▸ **Source material**:
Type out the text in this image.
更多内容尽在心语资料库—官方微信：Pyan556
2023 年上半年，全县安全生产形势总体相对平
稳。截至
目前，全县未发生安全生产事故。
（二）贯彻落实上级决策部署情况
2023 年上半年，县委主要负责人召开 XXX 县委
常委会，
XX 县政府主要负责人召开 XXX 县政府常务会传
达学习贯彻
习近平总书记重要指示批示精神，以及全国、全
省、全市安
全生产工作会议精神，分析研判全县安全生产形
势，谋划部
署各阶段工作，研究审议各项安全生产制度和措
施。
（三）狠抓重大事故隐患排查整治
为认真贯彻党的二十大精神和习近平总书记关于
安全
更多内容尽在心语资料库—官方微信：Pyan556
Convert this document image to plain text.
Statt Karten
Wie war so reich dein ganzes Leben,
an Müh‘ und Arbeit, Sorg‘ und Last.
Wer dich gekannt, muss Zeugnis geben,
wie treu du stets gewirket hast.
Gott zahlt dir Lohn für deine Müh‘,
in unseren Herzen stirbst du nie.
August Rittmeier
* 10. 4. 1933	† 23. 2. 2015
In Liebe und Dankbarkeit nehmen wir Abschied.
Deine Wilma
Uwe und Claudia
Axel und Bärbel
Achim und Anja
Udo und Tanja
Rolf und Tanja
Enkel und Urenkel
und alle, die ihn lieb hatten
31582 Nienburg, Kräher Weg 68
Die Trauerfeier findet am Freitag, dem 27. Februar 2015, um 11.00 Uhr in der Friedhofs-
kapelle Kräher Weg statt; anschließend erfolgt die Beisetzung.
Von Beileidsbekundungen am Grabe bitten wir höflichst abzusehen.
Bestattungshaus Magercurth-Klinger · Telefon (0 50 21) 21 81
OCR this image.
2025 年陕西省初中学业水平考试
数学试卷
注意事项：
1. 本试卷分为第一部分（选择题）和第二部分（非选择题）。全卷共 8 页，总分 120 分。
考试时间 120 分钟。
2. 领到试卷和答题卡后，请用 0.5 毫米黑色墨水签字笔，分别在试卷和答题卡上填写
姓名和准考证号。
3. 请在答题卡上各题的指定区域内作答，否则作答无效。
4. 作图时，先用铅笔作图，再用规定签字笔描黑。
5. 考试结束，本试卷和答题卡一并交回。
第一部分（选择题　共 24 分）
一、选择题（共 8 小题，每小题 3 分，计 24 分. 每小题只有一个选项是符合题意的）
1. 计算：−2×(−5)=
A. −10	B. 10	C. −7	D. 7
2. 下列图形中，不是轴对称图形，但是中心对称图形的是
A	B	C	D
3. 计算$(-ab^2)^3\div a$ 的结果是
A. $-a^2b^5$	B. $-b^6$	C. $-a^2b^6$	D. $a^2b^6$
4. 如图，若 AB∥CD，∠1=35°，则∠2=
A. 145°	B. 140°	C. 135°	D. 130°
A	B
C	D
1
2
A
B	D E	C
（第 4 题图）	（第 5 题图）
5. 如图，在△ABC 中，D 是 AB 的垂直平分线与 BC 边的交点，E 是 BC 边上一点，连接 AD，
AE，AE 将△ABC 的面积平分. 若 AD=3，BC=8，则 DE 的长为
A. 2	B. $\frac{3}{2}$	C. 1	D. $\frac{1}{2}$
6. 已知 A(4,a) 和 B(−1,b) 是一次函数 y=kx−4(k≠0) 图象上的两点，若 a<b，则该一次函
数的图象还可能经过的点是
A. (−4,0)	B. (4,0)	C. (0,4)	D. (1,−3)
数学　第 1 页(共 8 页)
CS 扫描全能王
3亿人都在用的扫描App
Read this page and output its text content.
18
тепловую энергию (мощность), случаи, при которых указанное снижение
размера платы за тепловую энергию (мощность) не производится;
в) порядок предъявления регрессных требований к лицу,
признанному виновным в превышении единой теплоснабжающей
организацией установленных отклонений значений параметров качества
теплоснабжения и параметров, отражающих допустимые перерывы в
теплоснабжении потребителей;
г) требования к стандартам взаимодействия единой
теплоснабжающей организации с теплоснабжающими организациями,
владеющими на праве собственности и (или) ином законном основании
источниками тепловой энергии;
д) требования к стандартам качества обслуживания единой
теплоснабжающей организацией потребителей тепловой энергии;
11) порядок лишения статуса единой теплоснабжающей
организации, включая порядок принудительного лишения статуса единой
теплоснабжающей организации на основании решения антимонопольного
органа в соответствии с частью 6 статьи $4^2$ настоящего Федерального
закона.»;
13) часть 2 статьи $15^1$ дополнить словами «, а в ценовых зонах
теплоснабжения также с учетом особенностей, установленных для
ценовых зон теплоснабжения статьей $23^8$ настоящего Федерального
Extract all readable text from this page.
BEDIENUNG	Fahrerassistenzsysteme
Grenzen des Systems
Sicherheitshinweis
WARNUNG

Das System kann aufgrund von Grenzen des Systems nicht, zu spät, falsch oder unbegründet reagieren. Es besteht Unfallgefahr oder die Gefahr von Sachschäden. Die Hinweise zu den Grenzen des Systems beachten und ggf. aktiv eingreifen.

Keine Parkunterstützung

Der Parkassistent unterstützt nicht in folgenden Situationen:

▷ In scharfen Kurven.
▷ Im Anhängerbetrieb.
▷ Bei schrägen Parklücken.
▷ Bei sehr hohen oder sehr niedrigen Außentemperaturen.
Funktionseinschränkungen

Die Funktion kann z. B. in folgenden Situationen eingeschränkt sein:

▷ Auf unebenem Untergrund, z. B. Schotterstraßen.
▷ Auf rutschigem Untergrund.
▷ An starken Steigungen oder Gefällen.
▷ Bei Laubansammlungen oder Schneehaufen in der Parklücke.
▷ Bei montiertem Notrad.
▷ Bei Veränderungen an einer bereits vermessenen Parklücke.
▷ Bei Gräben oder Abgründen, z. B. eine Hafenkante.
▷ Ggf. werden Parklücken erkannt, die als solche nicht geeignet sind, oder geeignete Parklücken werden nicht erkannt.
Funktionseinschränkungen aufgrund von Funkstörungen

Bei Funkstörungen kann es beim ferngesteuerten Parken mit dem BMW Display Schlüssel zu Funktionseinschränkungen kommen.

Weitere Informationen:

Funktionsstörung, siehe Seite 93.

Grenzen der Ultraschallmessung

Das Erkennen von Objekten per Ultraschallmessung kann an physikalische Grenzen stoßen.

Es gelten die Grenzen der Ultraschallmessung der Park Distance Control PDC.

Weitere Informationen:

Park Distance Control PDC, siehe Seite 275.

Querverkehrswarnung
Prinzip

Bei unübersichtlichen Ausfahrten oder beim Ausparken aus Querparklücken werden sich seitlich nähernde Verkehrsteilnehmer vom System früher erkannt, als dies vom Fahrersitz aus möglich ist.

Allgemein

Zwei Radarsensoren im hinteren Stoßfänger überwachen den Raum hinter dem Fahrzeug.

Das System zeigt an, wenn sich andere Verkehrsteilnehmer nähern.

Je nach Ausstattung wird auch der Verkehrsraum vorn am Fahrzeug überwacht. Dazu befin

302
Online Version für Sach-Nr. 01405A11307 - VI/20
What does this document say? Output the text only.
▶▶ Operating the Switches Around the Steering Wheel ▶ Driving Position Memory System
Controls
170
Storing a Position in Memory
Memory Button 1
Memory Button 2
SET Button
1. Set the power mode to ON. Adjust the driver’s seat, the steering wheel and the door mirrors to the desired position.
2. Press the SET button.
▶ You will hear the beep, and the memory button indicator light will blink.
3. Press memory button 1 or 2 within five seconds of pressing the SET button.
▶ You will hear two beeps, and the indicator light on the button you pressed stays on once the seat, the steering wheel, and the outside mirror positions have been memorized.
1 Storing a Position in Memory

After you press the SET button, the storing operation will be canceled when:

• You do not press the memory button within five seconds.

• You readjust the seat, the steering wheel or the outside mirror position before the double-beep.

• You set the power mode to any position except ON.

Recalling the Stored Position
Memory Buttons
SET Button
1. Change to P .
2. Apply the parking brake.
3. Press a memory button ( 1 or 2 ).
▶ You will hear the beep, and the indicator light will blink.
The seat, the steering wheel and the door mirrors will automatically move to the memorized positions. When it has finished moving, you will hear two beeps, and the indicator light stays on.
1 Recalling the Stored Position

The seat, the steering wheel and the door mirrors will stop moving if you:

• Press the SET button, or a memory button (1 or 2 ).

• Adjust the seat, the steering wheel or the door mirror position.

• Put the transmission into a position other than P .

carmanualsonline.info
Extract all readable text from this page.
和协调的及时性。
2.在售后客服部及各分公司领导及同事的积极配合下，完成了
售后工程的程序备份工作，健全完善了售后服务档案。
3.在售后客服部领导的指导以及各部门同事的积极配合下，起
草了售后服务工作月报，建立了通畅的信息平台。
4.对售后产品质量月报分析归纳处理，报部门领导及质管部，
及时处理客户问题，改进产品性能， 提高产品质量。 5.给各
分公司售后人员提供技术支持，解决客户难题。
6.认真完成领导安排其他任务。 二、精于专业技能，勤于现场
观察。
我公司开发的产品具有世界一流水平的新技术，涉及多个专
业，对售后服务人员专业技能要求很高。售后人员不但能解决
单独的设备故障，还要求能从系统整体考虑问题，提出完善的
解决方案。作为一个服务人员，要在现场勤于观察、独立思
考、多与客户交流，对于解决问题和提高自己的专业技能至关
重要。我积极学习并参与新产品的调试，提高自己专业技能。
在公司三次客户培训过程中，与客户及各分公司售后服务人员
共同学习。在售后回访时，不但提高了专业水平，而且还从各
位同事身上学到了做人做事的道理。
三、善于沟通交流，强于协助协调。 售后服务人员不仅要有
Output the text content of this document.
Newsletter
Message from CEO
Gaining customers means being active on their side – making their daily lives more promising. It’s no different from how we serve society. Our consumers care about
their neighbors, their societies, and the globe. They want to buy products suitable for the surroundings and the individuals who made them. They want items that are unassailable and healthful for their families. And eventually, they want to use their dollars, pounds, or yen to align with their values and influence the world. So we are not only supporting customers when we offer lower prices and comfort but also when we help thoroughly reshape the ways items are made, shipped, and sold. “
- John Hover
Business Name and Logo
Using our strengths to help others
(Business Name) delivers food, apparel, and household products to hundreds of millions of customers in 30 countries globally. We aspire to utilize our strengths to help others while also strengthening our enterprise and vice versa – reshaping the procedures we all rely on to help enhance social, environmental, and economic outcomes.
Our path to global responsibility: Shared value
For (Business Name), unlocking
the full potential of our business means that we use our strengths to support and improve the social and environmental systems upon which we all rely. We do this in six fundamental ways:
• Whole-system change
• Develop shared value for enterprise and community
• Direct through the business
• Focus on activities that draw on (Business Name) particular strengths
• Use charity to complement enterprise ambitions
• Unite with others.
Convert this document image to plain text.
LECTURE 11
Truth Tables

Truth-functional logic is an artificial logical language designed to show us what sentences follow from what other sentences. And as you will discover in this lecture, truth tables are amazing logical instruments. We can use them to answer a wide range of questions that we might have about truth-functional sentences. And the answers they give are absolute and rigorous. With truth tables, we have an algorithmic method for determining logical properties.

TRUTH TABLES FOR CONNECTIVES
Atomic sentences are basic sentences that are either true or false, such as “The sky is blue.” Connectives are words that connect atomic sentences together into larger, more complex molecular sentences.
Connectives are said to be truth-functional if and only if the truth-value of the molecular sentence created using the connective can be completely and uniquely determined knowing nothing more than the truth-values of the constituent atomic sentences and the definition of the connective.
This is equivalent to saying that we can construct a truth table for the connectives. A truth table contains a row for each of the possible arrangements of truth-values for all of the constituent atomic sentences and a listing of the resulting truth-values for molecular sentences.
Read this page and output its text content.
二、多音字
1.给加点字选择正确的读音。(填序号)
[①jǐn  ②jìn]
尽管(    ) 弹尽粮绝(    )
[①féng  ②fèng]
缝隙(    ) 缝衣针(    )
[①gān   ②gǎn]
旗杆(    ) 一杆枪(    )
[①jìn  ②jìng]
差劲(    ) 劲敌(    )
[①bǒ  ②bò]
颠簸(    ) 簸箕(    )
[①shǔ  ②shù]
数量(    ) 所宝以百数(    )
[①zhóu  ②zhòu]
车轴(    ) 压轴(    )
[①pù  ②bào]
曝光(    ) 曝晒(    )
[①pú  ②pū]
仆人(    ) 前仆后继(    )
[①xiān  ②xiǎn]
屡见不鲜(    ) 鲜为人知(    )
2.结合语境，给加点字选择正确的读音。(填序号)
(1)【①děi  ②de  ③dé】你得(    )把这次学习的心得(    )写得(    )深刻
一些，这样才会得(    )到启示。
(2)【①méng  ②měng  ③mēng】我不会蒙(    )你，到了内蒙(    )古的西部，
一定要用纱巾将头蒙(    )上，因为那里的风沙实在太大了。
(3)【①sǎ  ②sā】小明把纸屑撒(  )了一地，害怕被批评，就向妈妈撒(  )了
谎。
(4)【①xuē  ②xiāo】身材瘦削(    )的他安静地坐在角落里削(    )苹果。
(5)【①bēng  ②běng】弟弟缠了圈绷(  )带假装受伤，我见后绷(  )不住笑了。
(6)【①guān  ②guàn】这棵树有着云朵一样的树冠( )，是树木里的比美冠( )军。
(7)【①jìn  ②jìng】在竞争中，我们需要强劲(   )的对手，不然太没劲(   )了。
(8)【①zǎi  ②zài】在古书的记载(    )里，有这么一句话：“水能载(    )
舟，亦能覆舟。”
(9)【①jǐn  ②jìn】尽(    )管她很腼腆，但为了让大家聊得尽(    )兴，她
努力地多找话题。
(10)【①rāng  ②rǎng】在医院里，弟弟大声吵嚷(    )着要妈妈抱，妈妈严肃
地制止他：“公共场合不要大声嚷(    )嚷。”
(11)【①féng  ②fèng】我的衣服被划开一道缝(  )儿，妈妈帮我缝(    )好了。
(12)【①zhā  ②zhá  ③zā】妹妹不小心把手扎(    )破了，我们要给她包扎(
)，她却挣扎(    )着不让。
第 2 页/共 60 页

▸ **What is needed**: Scan the material above for the string "into" and return the lines that hold it.

▸ **The output**:
• Put the transmission into a position other than P .
Atomic sentences are basic sentences that are either true or false, such as “The sky is blue.” Connectives are words that connect atomic sentences together into larger, more complex molecular sentences.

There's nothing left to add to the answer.